*WHAT YOU NEED TO DO*
A word-for-word restatement of the full listing is required.

*PROVIDED RECORDS*
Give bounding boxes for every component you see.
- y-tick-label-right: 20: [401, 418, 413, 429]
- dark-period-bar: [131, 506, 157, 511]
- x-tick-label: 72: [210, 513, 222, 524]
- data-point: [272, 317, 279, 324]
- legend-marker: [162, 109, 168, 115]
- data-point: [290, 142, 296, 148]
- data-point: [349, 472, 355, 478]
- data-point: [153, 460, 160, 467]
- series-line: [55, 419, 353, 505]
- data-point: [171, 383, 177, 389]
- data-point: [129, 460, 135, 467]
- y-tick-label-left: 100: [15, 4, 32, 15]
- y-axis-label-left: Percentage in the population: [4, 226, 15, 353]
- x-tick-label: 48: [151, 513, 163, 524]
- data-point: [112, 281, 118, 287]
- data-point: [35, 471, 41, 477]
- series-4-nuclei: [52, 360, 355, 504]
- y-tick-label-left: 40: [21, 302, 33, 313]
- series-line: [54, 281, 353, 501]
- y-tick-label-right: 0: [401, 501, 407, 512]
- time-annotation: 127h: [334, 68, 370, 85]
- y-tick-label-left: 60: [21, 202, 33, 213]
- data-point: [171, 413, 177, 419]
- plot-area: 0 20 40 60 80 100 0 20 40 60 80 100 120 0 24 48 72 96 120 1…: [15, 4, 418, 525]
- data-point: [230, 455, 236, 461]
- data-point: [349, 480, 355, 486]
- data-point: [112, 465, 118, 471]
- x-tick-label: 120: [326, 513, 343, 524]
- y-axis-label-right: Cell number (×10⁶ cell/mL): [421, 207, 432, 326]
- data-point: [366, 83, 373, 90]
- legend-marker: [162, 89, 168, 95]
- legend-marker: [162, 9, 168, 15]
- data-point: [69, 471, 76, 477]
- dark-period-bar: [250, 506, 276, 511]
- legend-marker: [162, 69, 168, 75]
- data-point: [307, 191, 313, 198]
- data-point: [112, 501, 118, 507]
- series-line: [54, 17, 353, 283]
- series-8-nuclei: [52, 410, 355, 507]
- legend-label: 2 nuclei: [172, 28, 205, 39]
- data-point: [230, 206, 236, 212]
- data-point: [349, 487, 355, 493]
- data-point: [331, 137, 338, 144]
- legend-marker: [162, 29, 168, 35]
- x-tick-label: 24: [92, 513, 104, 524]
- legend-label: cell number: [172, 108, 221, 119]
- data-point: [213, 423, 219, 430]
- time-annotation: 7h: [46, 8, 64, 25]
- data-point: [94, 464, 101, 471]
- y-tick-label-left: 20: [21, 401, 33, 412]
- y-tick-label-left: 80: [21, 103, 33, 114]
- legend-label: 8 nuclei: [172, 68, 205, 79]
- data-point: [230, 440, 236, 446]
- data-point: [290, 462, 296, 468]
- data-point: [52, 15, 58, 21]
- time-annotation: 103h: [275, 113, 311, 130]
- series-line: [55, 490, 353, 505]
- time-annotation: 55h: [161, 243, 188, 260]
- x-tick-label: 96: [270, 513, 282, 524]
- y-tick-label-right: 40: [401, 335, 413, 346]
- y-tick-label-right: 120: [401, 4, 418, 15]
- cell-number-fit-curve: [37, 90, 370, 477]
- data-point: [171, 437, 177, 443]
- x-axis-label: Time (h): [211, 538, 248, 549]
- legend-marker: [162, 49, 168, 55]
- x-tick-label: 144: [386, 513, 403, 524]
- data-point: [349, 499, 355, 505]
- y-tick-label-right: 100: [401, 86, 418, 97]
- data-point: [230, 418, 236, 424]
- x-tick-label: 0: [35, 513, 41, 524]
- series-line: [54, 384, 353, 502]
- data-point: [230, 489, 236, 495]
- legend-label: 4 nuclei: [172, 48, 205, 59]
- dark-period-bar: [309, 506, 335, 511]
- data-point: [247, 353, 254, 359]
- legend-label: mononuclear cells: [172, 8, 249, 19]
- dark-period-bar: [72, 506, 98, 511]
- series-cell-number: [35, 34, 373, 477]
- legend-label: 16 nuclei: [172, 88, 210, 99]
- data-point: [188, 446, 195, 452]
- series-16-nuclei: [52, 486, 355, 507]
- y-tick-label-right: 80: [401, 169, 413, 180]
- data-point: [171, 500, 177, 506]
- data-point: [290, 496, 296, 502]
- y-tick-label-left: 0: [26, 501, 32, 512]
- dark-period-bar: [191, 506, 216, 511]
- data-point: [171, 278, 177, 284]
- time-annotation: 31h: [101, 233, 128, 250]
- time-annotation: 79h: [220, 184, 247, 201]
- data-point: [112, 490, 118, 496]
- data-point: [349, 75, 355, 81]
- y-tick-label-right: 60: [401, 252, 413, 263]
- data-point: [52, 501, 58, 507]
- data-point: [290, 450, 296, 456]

*SOLUTION TO THIS EXERCISE*
Give bounding boxes for every component you see.
- y-tick-label-right: 20: [401, 418, 413, 429]
- dark-period-bar: [131, 506, 157, 511]
- x-tick-label: 72: [210, 513, 222, 524]
- data-point: [272, 317, 279, 324]
- legend-marker: [162, 109, 168, 115]
- data-point: [290, 142, 296, 148]
- data-point: [349, 472, 355, 478]
- data-point: [153, 460, 160, 467]
- series-line: [55, 419, 353, 505]
- data-point: [171, 383, 177, 389]
- data-point: [129, 460, 135, 467]
- y-tick-label-left: 100: [15, 4, 32, 15]
- y-axis-label-left: Percentage in the population: [4, 226, 15, 353]
- x-tick-label: 48: [151, 513, 163, 524]
- data-point: [112, 281, 118, 287]
- data-point: [35, 471, 41, 477]
- series-4-nuclei: [52, 360, 355, 504]
- y-tick-label-left: 40: [21, 302, 33, 313]
- series-line: [54, 281, 353, 501]
- y-tick-label-right: 0: [401, 501, 407, 512]
- time-annotation: 127h: [334, 68, 370, 85]
- y-tick-label-left: 60: [21, 202, 33, 213]
- data-point: [171, 413, 177, 419]
- plot-area: 0 20 40 60 80 100 0 20 40 60 80 100 120 0 24 48 72 96 120 1…: [15, 4, 418, 525]
- data-point: [230, 455, 236, 461]
- data-point: [349, 480, 355, 486]
- data-point: [112, 465, 118, 471]
- x-tick-label: 120: [326, 513, 343, 524]
- y-axis-label-right: Cell number (×10⁶ cell/mL): [421, 207, 432, 326]
- data-point: [366, 83, 373, 90]
- legend-marker: [162, 89, 168, 95]
- legend-marker: [162, 9, 168, 15]
- data-point: [69, 471, 76, 477]
- dark-period-bar: [250, 506, 276, 511]
- legend-marker: [162, 69, 168, 75]
- data-point: [307, 191, 313, 198]
- data-point: [112, 501, 118, 507]
- series-line: [54, 17, 353, 283]
- series-8-nuclei: [52, 410, 355, 507]
- legend-label: 2 nuclei: [172, 28, 205, 39]
- data-point: [230, 206, 236, 212]
- data-point: [349, 487, 355, 493]
- data-point: [331, 137, 338, 144]
- legend-marker: [162, 29, 168, 35]
- x-tick-label: 24: [92, 513, 104, 524]
- legend-label: cell number: [172, 108, 221, 119]
- data-point: [213, 423, 219, 430]
- time-annotation: 7h: [46, 8, 64, 25]
- data-point: [94, 464, 101, 471]
- y-tick-label-left: 20: [21, 401, 33, 412]
- y-tick-label-left: 80: [21, 103, 33, 114]
- legend-label: 8 nuclei: [172, 68, 205, 79]
- data-point: [230, 440, 236, 446]
- data-point: [290, 462, 296, 468]
- data-point: [52, 15, 58, 21]
- time-annotation: 103h: [275, 113, 311, 130]
- series-line: [55, 490, 353, 505]
- time-annotation: 55h: [161, 243, 188, 260]
- x-tick-label: 96: [270, 513, 282, 524]
- y-tick-label-right: 40: [401, 335, 413, 346]
- y-tick-label-right: 120: [401, 4, 418, 15]
- cell-number-fit-curve: [37, 90, 370, 477]
- data-point: [171, 437, 177, 443]
- x-axis-label: Time (h): [211, 538, 248, 549]
- legend-marker: [162, 49, 168, 55]
- x-tick-label: 144: [386, 513, 403, 524]
- data-point: [349, 499, 355, 505]
- y-tick-label-right: 100: [401, 86, 418, 97]
- data-point: [230, 418, 236, 424]
- x-tick-label: 0: [35, 513, 41, 524]
- series-line: [54, 384, 353, 502]
- data-point: [230, 489, 236, 495]
- legend-label: 4 nuclei: [172, 48, 205, 59]
- dark-period-bar: [309, 506, 335, 511]
- data-point: [247, 353, 254, 359]
- legend-label: mononuclear cells: [172, 8, 249, 19]
- dark-period-bar: [72, 506, 98, 511]
- series-cell-number: [35, 34, 373, 477]
- legend-label: 16 nuclei: [172, 88, 210, 99]
- data-point: [188, 446, 195, 452]
- series-16-nuclei: [52, 486, 355, 507]
- y-tick-label-right: 80: [401, 169, 413, 180]
- data-point: [171, 500, 177, 506]
- data-point: [290, 496, 296, 502]
- y-tick-label-left: 0: [26, 501, 32, 512]
- dark-period-bar: [191, 506, 216, 511]
- data-point: [171, 278, 177, 284]
- time-annotation: 31h: [101, 233, 128, 250]
- time-annotation: 79h: [220, 184, 247, 201]
- data-point: [112, 490, 118, 496]
- data-point: [349, 75, 355, 81]
- y-tick-label-right: 60: [401, 252, 413, 263]
- data-point: [52, 501, 58, 507]
- data-point: [290, 450, 296, 456]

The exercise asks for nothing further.